→ **The exercise**
Leaving out the pictures, retype all the material exactly.

→ **Supplied material**
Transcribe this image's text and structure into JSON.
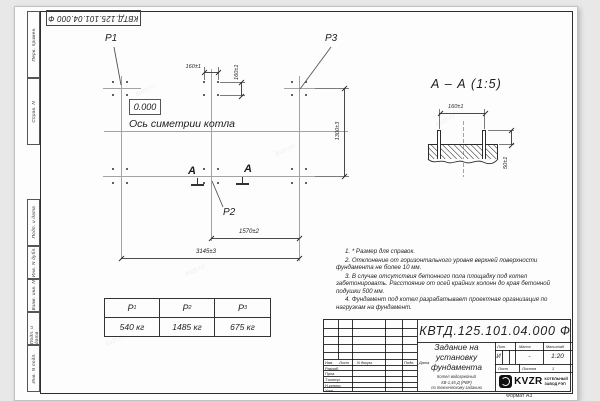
{
  "drawing": {
    "designation": "КВТД.125.101.04.000 Ф",
    "corner_designation": "КВТД.125.101.04.000 Ф",
    "format": "Формат А3",
    "watermark": "kvzr.ru"
  },
  "margin_column": {
    "labels": [
      "Перв. примен.",
      "Справ. N",
      "Подп. и дата",
      "Инв. N дубл.",
      "Взам. инв. N",
      "Подп. и дата",
      "Инв. N подл."
    ]
  },
  "plan": {
    "point1": "P1",
    "point2": "P2",
    "point3": "P3",
    "elevation": "0.000",
    "symmetry_label": "Ось симетрии котла",
    "section_mark_left": "А",
    "section_mark_right": "А",
    "dim_160_horizontal": "160±1",
    "dim_160_vertical": "160±1",
    "dim_1300": "1300±3",
    "dim_1570": "1570±2",
    "dim_3145": "3145±3"
  },
  "section_view": {
    "title": "А – А (1:5)",
    "dim_160": "160±1",
    "dim_50": "50±1"
  },
  "load_table": {
    "columns": [
      {
        "base": "P",
        "sub": "1",
        "value": "540 кг"
      },
      {
        "base": "P",
        "sub": "2",
        "value": "1485 кг"
      },
      {
        "base": "P",
        "sub": "3",
        "value": "675 кг"
      }
    ]
  },
  "notes": {
    "items": [
      "1. * Размер для справок.",
      "2. Отклонение от горизонтального уровня верхней поверхности фундамента не более 10 мм.",
      "3. В случае отсутствия бетонного пола площадку под котел забетонировать. Расстояние от осей крайних колонн до края бетонной подушки 500 мм.",
      "4. Фундамент под котел разрабатывает проектная организация по нагрузкам на фундамент."
    ]
  },
  "title_block": {
    "designation": "КВТД.125.101.04.000 Ф",
    "title": "Задание на установку фундамента",
    "product_line1": "Котел водогрейный",
    "product_line2": "КВ-1,45 Д (РВР)",
    "product_line3": "по техническому заданию",
    "col_izm": "Изм.",
    "col_list": "Лист",
    "col_doc": "N докум.",
    "col_podp": "Подп.",
    "col_data": "Дата",
    "row_razrab": "Разраб.",
    "row_prov": "Пров.",
    "row_tkontr": "Т.контр.",
    "row_nkontr": "Н.контр.",
    "row_utv": "Утв.",
    "lit_header": "Лит.",
    "mass_header": "Масса",
    "scale_header": "Масштаб",
    "lit_value": "И",
    "mass_value": "-",
    "scale_value": "1:20",
    "sheet_label": "Лист",
    "sheets_label": "Листов",
    "sheets_value": "1",
    "logo_text": "KVZR",
    "org_line1": "КОТЕЛЬНЫЙ",
    "org_line2": "ЗАВОД РЭП"
  }
}
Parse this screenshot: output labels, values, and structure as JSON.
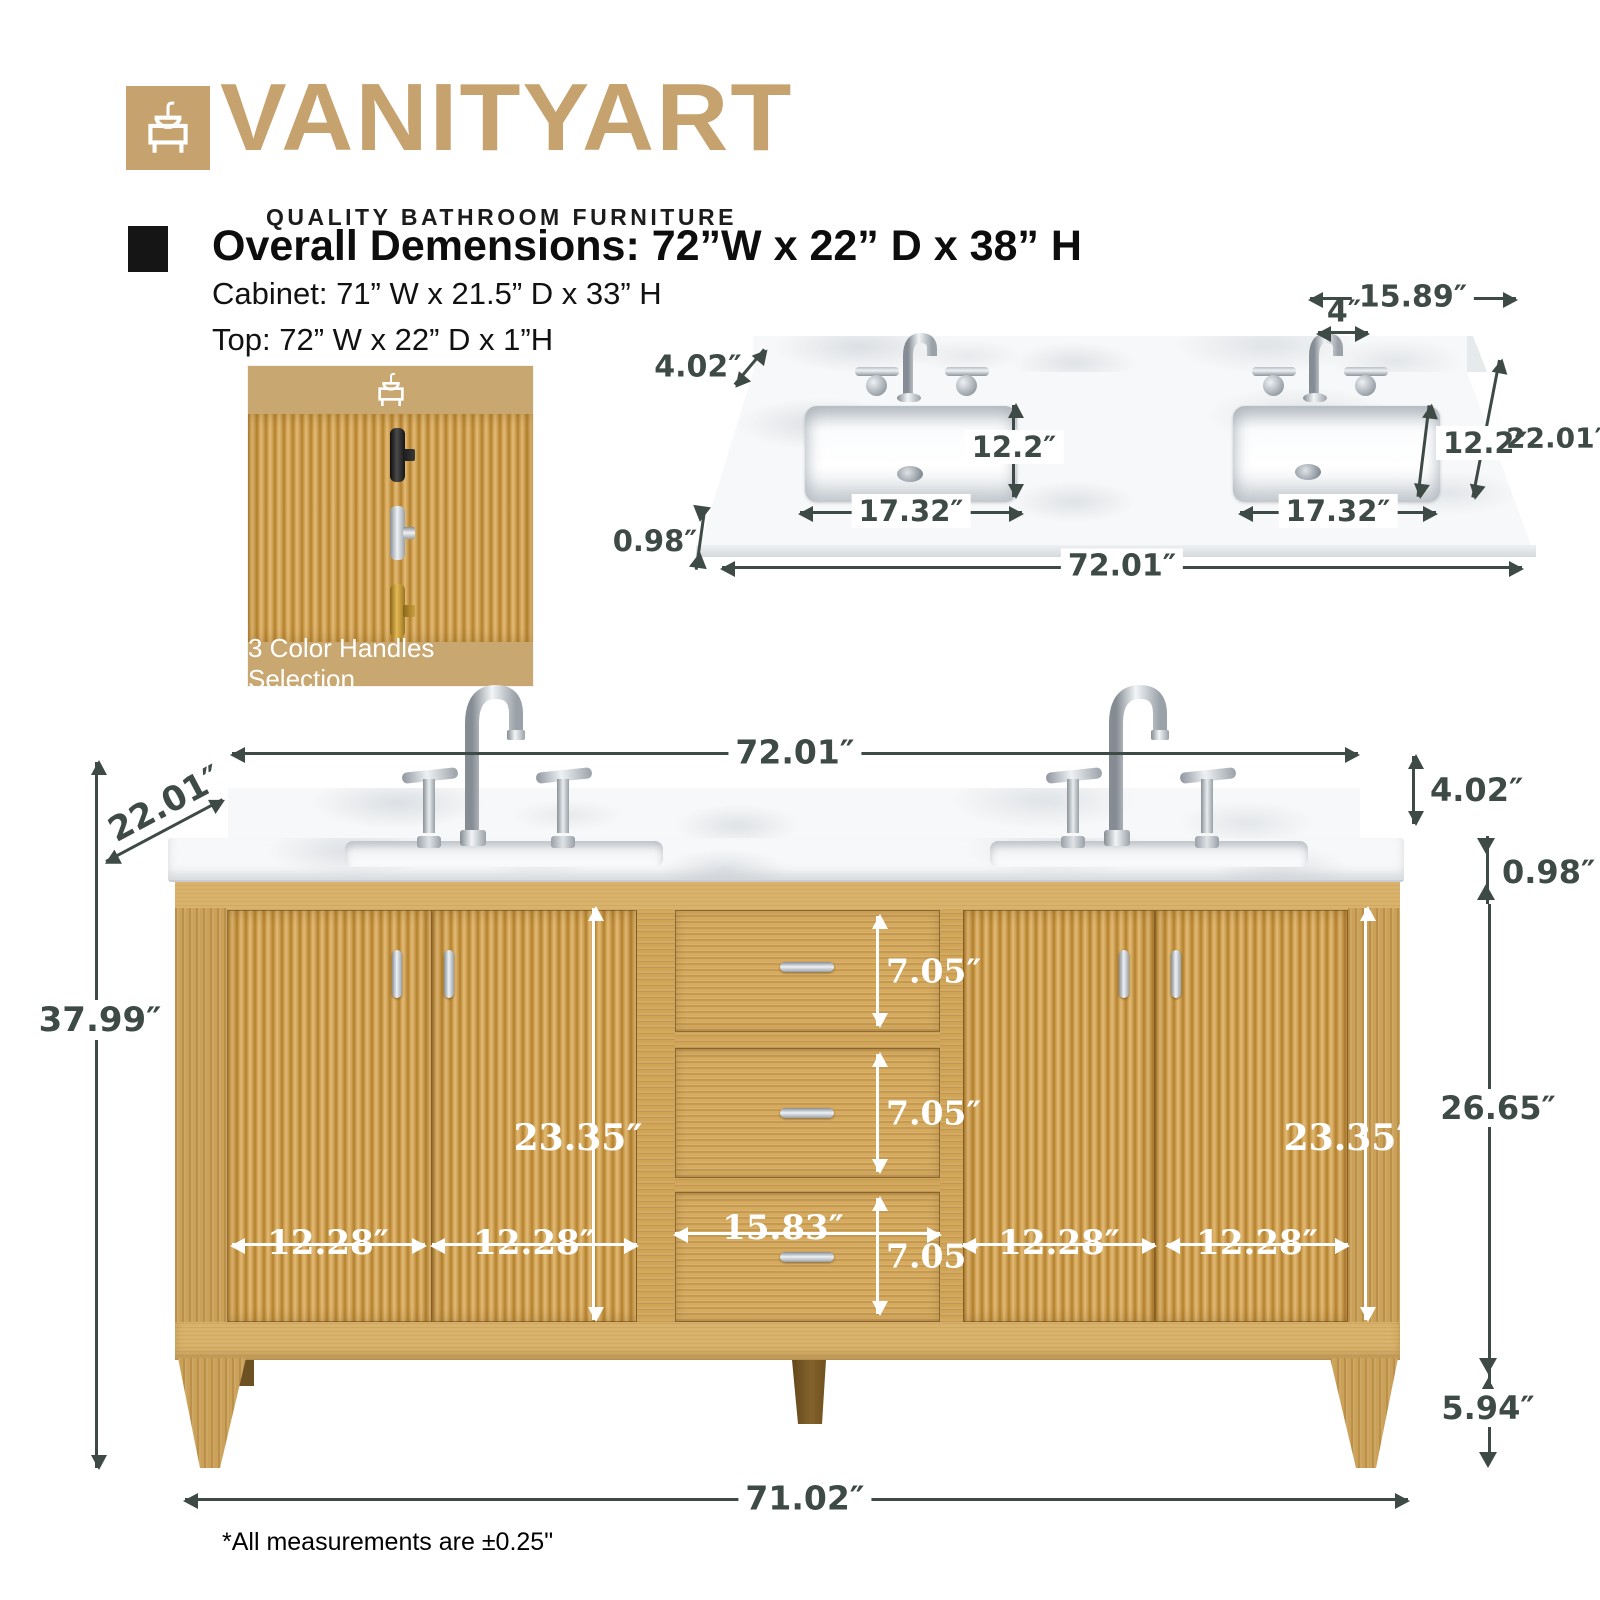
{
  "brand": {
    "name": "VANITYART",
    "tagline": "QUALITY BATHROOM FURNITURE"
  },
  "header": {
    "title": "Overall Demensions: 72”W x 22” D x 38” H",
    "cabinet_line": "Cabinet: 71” W x 21.5” D x 33” H",
    "top_line": "Top: 72” W x 22” D x 1”H"
  },
  "handles_swatch": {
    "caption": "3 Color Handles Selection",
    "options": [
      "black",
      "chrome",
      "gold"
    ]
  },
  "countertop_view": {
    "span_right": "15.89″",
    "faucet_spacing": "4″",
    "backsplash_height": "4.02″",
    "sink_depth": [
      "12.2″",
      "12.2″"
    ],
    "sink_width": [
      "17.32″",
      "17.32″"
    ],
    "depth": "22.01″",
    "thickness": "0.98″",
    "overall_width": "72.01″"
  },
  "front_view": {
    "overall_width": "72.01″",
    "depth": "22.01″",
    "overall_height": "37.99″",
    "backsplash_height": "4.02″",
    "counter_thickness": "0.98″",
    "door_heights": [
      "23.35″",
      "23.35″"
    ],
    "door_widths": [
      "12.28″",
      "12.28″",
      "12.28″",
      "12.28″"
    ],
    "drawer_heights": [
      "7.05″",
      "7.05″",
      "7.05″"
    ],
    "drawer_width": "15.83″",
    "cabinet_side_height": "26.65″",
    "leg_height": "5.94″",
    "base_width": "71.02″"
  },
  "footnote": "*All measurements are ±0.25\"",
  "colors": {
    "brand_tan": "#c6a26e",
    "swatch_tan": "#c9a771",
    "dimension_dark": "#3e4a45",
    "wood": "#cfa457",
    "annotation_white": "#ffffff"
  }
}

→ **Reply to the task**
Transcribe this image's text and structure into JSON.
{
  "drawing": {
    "designation": "КВТД.125.101.04.000 Ф",
    "corner_designation": "КВТД.125.101.04.000 Ф",
    "format": "Формат А3",
    "watermark": "kvzr.ru"
  },
  "margin_column": {
    "labels": [
      "Перв. примен.",
      "Справ. N",
      "Подп. и дата",
      "Инв. N дубл.",
      "Взам. инв. N",
      "Подп. и дата",
      "Инв. N подл."
    ]
  },
  "plan": {
    "point1": "P1",
    "point2": "P2",
    "point3": "P3",
    "elevation": "0.000",
    "symmetry_label": "Ось симетрии котла",
    "section_mark_left": "А",
    "section_mark_right": "А",
    "dim_160_horizontal": "160±1",
    "dim_160_vertical": "160±1",
    "dim_1300": "1300±3",
    "dim_1570": "1570±2",
    "dim_3145": "3145±3"
  },
  "section_view": {
    "title": "А – А (1:5)",
    "dim_160": "160±1",
    "dim_50": "50±1"
  },
  "load_table": {
    "columns": [
      {
        "base": "P",
        "sub": "1",
        "value": "540 кг"
      },
      {
        "base": "P",
        "sub": "2",
        "value": "1485 кг"
      },
      {
        "base": "P",
        "sub": "3",
        "value": "675 кг"
      }
    ]
  },
  "notes": {
    "items": [
      "1. * Размер для справок.",
      "2. Отклонение от горизонтального уровня верхней поверхности фундамента не более 10 мм.",
      "3. В случае отсутствия бетонного пола площадку под котел забетонировать. Расстояние от осей крайних колонн до края бетонной подушки 500 мм.",
      "4. Фундамент под котел разрабатывает проектная организация по нагрузкам на фундамент."
    ]
  },
  "title_block": {
    "designation": "КВТД.125.101.04.000 Ф",
    "title": "Задание на установку фундамента",
    "product_line1": "Котел водогрейный",
    "product_line2": "КВ-1,45 Д (РВР)",
    "product_line3": "по техническому заданию",
    "col_izm": "Изм.",
    "col_list": "Лист",
    "col_doc": "N докум.",
    "col_podp": "Подп.",
    "col_data": "Дата",
    "row_razrab": "Разраб.",
    "row_prov": "Пров.",
    "row_tkontr": "Т.контр.",
    "row_nkontr": "Н.контр.",
    "row_utv": "Утв.",
    "lit_header": "Лит.",
    "mass_header": "Масса",
    "scale_header": "Масштаб",
    "lit_value": "И",
    "mass_value": "-",
    "scale_value": "1:20",
    "sheet_label": "Лист",
    "sheets_label": "Листов",
    "sheets_value": "1",
    "logo_text": "KVZR",
    "org_line1": "КОТЕЛЬНЫЙ",
    "org_line2": "ЗАВОД РЭП"
  }
}
Parse this screenshot: output labels, values, and structure as JSON.
{
  "brand": {
    "name": "VANITYART",
    "tagline": "QUALITY BATHROOM FURNITURE"
  },
  "header": {
    "title": "Overall Demensions: 72”W x 22” D x 38” H",
    "cabinet_line": "Cabinet: 71” W x 21.5” D x 33” H",
    "top_line": "Top: 72” W x 22” D x 1”H"
  },
  "handles_swatch": {
    "caption": "3 Color Handles Selection",
    "options": [
      "black",
      "chrome",
      "gold"
    ]
  },
  "countertop_view": {
    "span_right": "15.89″",
    "faucet_spacing": "4″",
    "backsplash_height": "4.02″",
    "sink_depth": [
      "12.2″",
      "12.2″"
    ],
    "sink_width": [
      "17.32″",
      "17.32″"
    ],
    "depth": "22.01″",
    "thickness": "0.98″",
    "overall_width": "72.01″"
  },
  "front_view": {
    "overall_width": "72.01″",
    "depth": "22.01″",
    "overall_height": "37.99″",
    "backsplash_height": "4.02″",
    "counter_thickness": "0.98″",
    "door_heights": [
      "23.35″",
      "23.35″"
    ],
    "door_widths": [
      "12.28″",
      "12.28″",
      "12.28″",
      "12.28″"
    ],
    "drawer_heights": [
      "7.05″",
      "7.05″",
      "7.05″"
    ],
    "drawer_width": "15.83″",
    "cabinet_side_height": "26.65″",
    "leg_height": "5.94″",
    "base_width": "71.02″"
  },
  "footnote": "*All measurements are ±0.25\"",
  "colors": {
    "brand_tan": "#c6a26e",
    "swatch_tan": "#c9a771",
    "dimension_dark": "#3e4a45",
    "wood": "#cfa457",
    "annotation_white": "#ffffff"
  }
}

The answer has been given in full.